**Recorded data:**
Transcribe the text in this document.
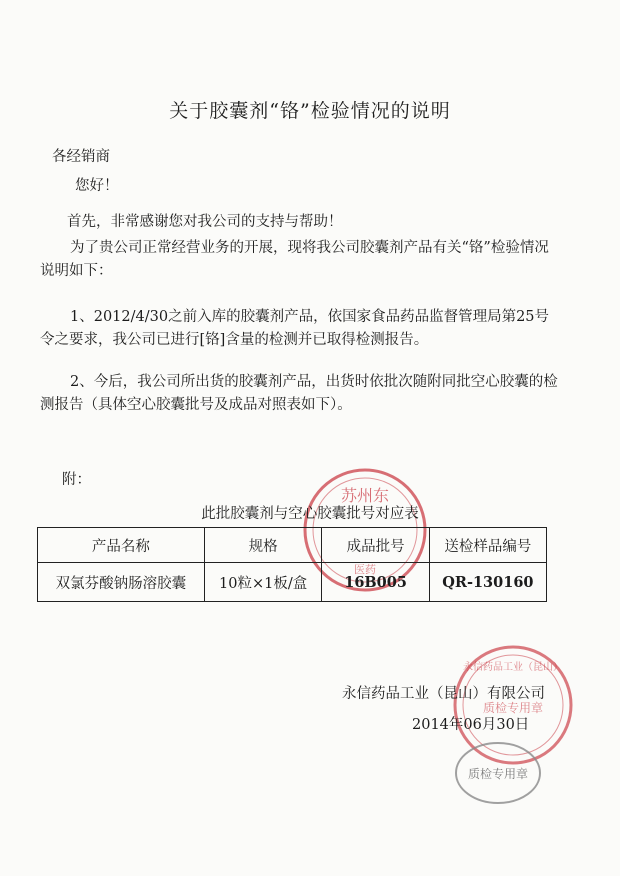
关于胶囊剂“铬”检验情况的说明
各经销商
您好！
首先，非常感谢您对我公司的支持与帮助！
为了贵公司正常经营业务的开展，现将我公司胶囊剂产品有关“铬”检验情况说明如下：
1、2012/4/30之前入库的胶囊剂产品，依国家食品药品监督管理局第25号令之要求，我公司已进行[铬]含量的检测并已取得检测报告。
2、今后，我公司所出货的胶囊剂产品，出货时依批次随附同批空心胶囊的检测报告（具体空心胶囊批号及成品对照表如下）。
附：
苏州东
医药
此批胶囊剂与空心胶囊批号对应表
产品名称	规格	成品批号	送检样品编号
双氯芬酸钠肠溶胶囊	10粒×1板/盒	16B005	QR-130160
永信药品工业（昆山）
质检专用章
永信药品工业（昆山）有限公司
2014年06月30日
质检专用章
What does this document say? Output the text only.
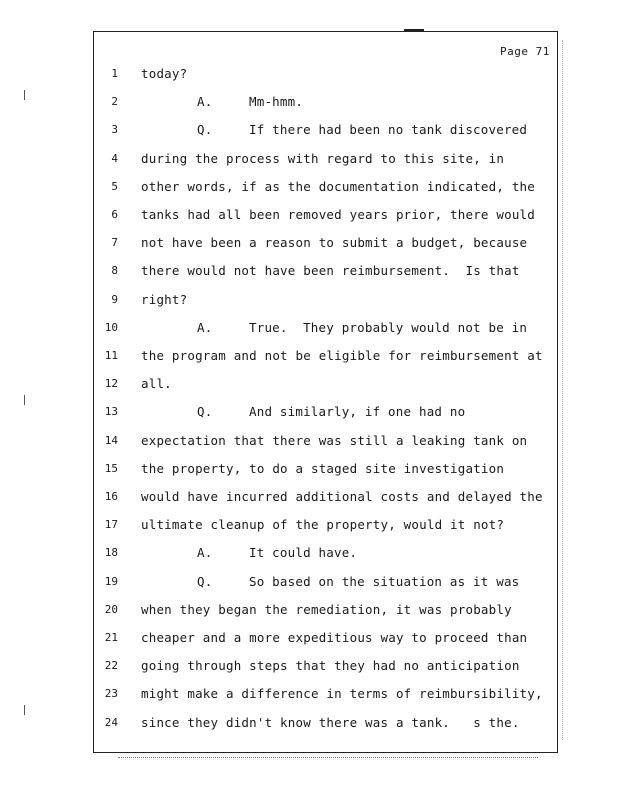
Page 71
1 today?
2	A.	Mm-hmm.
3	Q.	If there had been no tank discovered
4 during the process with regard to this site, in
5 other words, if as the documentation indicated, the
6 tanks had all been removed years prior, there would
7 not have been a reason to submit a budget, because
8 there would not have been reimbursement.  Is that
9 right?
10	A.	True.  They probably would not be in
11 the program and not be eligible for reimbursement at
12 all.
13	Q.	And similarly, if one had no
14 expectation that there was still a leaking tank on
15 the property, to do a staged site investigation
16 would have incurred additional costs and delayed the
17 ultimate cleanup of the property, would it not?
18	A.	It could have.
19	Q.	So based on the situation as it was
20 when they began the remediation, it was probably
21 cheaper and a more expeditious way to proceed than
22 going through steps that they had no anticipation
23 might make a difference in terms of reimbursibility,
24 since they didn't know there was a tank.   s the.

**The request:** All lines that include "have" are to be gathered and copied.

**Solution for this exercise:**
7 not have been a reason to submit a budget, because
8 there would not have been reimbursement.  Is that
16 would have incurred additional costs and delayed the
18	A.	It could have.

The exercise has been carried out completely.